Required task: Gather all lines in the data that hold the string "user".

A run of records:
*-*-*
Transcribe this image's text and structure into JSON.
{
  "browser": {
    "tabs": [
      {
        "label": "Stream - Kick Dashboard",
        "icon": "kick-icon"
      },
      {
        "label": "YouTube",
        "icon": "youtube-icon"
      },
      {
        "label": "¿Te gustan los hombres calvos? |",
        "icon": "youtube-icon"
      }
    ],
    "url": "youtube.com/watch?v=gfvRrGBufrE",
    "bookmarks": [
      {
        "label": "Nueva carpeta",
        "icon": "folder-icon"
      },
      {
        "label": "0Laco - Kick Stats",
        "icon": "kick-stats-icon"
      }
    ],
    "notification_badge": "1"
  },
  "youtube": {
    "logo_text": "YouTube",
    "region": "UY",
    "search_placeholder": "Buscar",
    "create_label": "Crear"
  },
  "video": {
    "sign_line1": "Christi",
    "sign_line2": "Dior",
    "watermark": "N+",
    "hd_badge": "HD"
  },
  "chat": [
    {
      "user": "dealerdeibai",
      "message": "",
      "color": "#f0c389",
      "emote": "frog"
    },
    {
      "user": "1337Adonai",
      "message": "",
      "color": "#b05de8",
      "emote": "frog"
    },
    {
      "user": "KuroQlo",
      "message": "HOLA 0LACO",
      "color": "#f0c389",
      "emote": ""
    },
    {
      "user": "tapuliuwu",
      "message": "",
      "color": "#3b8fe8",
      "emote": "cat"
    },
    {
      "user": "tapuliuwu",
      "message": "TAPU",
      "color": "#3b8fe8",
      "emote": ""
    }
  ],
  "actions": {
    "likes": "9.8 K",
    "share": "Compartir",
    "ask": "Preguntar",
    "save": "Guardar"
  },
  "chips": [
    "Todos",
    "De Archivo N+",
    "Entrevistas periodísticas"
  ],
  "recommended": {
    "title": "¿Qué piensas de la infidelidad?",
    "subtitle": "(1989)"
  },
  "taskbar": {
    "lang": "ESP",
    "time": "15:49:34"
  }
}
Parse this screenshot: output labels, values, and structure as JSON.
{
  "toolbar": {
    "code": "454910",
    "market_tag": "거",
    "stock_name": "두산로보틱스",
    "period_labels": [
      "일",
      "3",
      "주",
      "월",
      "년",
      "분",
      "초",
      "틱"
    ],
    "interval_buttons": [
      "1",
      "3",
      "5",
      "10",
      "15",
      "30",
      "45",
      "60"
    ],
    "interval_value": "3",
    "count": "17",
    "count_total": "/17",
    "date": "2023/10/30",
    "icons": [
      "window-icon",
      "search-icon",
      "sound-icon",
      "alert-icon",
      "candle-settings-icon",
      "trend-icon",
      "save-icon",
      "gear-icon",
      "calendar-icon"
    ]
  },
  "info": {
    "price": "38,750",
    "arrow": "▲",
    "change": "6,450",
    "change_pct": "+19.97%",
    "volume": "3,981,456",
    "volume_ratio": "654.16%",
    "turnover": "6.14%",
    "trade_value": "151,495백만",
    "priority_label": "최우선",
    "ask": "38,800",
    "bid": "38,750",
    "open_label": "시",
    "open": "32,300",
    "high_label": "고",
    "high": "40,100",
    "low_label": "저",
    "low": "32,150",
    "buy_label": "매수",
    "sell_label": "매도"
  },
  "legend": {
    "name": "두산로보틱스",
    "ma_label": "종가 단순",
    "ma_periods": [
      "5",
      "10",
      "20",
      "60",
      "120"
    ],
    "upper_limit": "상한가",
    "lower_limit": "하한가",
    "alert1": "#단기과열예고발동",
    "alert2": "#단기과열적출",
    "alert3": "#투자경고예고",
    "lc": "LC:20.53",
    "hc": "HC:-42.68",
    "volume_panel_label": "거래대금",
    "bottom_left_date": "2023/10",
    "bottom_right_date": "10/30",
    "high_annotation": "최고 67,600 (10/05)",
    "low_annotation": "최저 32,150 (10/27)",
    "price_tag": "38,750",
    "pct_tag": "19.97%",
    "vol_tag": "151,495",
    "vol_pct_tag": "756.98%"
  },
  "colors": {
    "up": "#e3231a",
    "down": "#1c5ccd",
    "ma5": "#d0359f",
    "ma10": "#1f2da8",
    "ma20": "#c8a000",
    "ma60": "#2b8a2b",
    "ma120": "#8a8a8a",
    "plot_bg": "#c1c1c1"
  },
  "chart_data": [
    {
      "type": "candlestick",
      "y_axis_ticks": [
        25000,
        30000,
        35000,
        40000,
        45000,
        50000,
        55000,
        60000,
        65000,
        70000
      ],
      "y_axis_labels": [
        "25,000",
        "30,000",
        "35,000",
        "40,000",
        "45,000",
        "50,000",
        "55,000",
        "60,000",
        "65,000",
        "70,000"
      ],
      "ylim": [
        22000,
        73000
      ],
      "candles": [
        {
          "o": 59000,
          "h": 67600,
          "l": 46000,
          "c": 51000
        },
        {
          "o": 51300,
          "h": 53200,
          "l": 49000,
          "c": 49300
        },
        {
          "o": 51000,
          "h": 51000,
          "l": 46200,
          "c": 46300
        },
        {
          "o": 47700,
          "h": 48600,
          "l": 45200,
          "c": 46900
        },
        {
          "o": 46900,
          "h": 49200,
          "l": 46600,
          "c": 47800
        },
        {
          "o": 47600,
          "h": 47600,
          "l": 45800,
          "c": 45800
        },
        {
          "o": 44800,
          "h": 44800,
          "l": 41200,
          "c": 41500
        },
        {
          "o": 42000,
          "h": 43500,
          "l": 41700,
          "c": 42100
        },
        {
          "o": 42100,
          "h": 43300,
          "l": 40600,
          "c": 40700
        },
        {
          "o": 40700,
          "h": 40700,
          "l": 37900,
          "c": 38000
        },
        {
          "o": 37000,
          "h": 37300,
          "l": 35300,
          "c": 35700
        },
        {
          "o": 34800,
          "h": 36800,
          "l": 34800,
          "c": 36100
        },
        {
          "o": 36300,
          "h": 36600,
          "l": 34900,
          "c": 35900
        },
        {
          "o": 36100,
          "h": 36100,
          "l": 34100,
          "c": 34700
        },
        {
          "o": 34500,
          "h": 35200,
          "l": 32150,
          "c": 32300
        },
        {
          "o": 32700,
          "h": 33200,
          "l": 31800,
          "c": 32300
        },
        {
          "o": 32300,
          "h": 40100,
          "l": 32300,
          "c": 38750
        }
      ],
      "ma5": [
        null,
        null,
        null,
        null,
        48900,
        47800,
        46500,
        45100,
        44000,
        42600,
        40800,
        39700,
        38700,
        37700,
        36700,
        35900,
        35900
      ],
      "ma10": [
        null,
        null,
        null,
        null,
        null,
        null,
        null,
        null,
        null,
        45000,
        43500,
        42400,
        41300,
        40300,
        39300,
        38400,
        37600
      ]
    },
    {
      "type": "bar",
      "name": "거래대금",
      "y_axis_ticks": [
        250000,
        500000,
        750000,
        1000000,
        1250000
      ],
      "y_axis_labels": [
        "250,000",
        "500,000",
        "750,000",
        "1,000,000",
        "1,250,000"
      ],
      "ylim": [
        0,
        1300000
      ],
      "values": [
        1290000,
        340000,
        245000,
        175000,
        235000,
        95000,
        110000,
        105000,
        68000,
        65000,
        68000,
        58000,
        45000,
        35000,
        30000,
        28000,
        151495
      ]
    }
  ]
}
*-*-*
Result of this task:
      "user": "dealerdeibai",
      "user": "1337Adonai",
      "user": "KuroQlo",
      "user": "tapuliuwu",
      "user": "tapuliuwu",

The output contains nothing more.